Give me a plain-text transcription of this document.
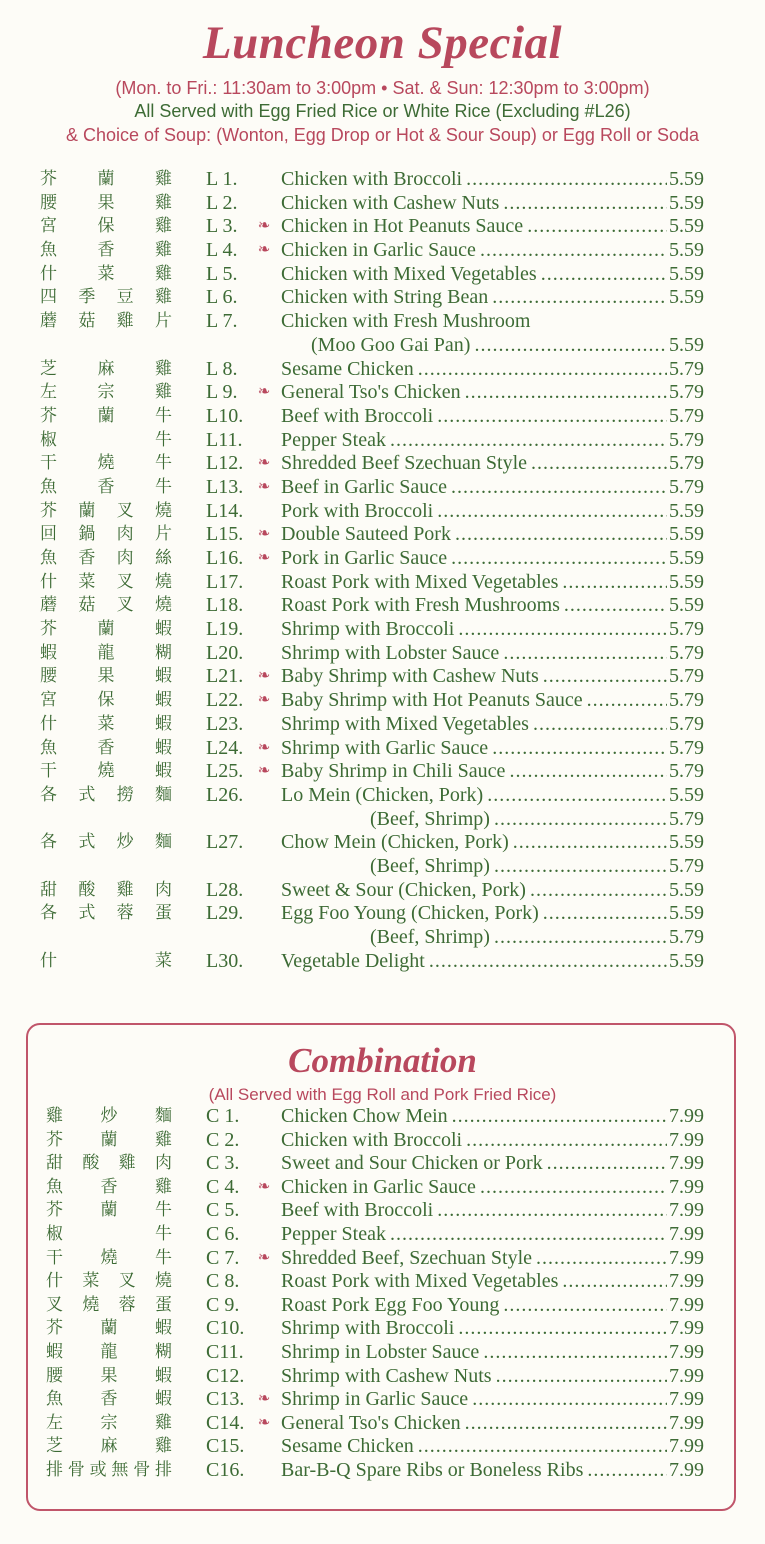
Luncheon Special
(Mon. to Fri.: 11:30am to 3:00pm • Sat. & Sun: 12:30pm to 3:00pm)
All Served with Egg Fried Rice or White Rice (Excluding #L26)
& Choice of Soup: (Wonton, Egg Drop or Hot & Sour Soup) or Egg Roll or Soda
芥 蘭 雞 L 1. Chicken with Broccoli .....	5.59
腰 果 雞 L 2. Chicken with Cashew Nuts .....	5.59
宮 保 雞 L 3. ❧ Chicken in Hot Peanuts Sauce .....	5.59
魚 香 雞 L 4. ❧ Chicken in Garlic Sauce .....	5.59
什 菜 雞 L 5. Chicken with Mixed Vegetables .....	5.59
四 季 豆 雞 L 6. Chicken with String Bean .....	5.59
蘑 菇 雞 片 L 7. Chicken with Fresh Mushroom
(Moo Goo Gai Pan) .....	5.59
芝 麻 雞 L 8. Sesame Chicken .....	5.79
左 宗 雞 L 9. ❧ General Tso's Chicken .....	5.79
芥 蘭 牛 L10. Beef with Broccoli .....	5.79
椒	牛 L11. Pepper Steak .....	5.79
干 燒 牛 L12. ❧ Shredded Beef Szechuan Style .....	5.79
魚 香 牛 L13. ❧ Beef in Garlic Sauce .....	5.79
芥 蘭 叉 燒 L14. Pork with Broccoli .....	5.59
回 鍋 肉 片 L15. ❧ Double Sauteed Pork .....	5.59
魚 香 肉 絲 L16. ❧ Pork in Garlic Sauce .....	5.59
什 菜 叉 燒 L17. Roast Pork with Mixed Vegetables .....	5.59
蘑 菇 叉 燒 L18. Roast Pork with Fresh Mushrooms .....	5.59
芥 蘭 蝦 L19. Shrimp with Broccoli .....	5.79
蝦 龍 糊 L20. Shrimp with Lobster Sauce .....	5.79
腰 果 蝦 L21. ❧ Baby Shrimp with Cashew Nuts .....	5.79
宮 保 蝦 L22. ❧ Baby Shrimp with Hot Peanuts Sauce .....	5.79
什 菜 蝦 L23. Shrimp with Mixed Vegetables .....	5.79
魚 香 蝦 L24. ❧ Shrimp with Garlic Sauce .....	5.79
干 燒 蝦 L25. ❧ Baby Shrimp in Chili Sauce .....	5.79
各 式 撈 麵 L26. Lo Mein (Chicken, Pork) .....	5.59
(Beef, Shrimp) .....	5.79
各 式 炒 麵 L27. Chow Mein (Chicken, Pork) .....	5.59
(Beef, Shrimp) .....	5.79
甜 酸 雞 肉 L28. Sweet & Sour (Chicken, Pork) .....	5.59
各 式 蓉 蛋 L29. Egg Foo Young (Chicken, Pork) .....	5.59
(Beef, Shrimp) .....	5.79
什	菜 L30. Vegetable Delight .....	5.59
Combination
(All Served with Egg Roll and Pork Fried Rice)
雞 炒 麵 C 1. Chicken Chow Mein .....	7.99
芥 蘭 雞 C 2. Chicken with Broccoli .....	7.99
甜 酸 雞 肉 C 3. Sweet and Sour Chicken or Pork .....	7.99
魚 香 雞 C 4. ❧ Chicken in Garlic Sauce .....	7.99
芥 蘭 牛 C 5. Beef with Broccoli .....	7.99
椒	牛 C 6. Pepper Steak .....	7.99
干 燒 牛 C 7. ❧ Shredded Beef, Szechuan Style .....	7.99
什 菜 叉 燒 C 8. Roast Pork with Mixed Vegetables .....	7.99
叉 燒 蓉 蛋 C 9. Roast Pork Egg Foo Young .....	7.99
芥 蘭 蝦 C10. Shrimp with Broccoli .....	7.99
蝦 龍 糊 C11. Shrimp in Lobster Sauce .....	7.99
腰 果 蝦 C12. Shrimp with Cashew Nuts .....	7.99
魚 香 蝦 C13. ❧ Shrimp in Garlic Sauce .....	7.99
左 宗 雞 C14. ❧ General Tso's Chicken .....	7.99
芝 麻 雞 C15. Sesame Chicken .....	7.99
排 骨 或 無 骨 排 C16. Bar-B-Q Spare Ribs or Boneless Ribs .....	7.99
---
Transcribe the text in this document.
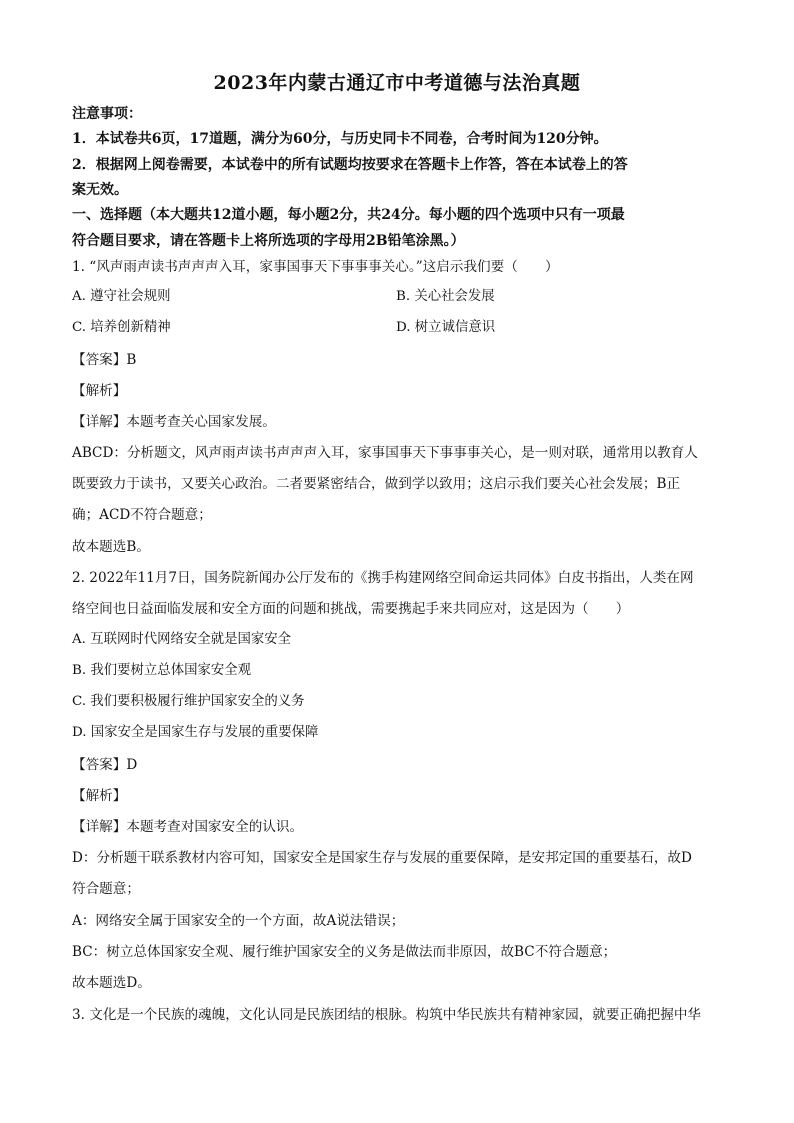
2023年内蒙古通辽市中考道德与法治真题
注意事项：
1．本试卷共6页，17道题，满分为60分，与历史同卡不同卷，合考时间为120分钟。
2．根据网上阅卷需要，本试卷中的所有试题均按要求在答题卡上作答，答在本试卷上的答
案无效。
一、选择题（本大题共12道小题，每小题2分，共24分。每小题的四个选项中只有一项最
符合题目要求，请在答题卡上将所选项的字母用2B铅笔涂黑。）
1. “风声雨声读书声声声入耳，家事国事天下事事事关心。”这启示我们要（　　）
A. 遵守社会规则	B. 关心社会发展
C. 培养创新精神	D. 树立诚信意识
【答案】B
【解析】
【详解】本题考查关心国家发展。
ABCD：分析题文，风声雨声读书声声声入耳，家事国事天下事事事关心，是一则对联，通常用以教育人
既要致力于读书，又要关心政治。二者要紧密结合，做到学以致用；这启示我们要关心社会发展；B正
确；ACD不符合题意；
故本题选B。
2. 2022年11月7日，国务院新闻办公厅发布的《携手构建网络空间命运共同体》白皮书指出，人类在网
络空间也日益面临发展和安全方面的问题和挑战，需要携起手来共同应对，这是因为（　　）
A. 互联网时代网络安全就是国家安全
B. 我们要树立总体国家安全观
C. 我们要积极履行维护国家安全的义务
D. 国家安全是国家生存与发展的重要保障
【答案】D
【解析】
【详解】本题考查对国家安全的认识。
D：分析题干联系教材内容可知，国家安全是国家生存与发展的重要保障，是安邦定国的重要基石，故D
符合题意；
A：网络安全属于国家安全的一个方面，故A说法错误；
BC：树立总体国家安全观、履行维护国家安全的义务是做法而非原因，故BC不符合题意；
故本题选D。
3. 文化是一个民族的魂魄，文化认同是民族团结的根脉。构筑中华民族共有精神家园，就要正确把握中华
...
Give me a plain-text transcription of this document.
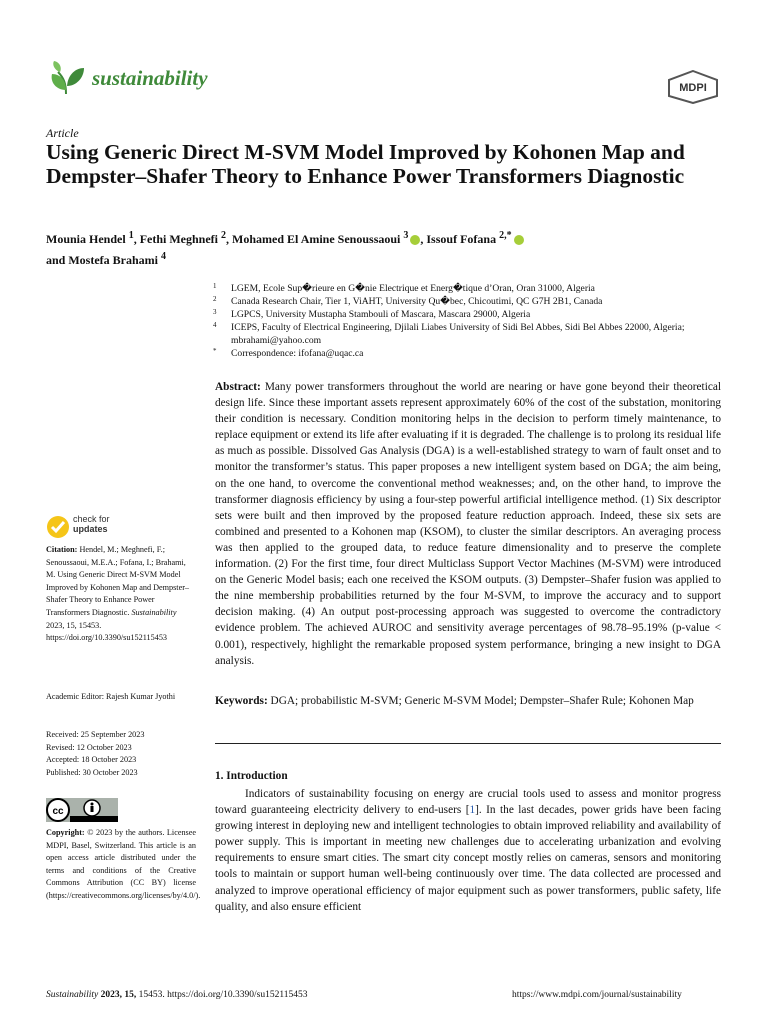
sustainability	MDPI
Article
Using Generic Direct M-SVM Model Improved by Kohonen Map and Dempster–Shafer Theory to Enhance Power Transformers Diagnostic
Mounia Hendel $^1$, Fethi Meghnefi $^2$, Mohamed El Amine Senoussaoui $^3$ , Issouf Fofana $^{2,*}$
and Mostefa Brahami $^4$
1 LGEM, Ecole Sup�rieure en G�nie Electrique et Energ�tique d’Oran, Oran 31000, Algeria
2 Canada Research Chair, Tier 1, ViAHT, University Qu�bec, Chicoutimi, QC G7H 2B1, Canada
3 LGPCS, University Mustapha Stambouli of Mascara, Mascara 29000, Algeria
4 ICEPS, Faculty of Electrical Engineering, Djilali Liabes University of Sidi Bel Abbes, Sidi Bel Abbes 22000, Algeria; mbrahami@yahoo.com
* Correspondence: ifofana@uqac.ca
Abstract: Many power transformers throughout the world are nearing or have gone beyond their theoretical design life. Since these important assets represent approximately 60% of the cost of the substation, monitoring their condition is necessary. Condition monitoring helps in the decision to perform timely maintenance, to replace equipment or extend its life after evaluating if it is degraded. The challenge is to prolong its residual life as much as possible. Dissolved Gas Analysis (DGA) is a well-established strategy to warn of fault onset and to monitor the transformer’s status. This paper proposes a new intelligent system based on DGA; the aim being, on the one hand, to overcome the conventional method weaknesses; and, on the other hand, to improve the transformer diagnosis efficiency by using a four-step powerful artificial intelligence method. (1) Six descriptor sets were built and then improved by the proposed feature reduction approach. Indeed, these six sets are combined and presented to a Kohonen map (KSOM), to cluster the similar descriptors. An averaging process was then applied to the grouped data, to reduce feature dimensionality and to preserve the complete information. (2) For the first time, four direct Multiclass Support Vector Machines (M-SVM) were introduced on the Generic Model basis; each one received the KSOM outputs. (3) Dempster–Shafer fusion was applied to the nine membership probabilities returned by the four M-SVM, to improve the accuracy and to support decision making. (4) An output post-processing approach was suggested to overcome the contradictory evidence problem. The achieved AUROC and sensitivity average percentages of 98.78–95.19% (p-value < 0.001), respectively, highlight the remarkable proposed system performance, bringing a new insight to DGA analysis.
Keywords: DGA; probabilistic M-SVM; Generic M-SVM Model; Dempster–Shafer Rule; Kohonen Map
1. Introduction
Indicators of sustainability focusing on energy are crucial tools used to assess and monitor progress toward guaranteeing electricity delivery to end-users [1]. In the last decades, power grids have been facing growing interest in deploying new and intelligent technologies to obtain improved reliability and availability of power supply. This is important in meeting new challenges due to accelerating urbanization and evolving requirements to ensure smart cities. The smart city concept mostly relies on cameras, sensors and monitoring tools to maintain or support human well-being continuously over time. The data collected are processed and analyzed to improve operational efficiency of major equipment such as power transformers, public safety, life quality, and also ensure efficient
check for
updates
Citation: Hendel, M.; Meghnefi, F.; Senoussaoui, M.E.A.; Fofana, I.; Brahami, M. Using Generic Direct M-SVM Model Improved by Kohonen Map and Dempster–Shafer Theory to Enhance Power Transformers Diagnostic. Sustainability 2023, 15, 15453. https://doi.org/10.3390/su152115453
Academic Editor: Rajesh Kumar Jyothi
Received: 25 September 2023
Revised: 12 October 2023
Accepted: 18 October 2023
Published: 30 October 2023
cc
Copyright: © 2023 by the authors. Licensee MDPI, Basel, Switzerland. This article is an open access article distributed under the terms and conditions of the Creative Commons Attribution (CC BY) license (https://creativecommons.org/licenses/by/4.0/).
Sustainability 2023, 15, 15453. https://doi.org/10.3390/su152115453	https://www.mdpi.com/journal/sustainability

### REQUEST
From the listing above, copy every line that includes the word "General".

### SOLVED PROBLEM
左 宗 雞 L 9. ❧ General Tso's Chicken .....	5.79
左 宗 雞 C14. ❧ General Tso's Chicken .....	7.99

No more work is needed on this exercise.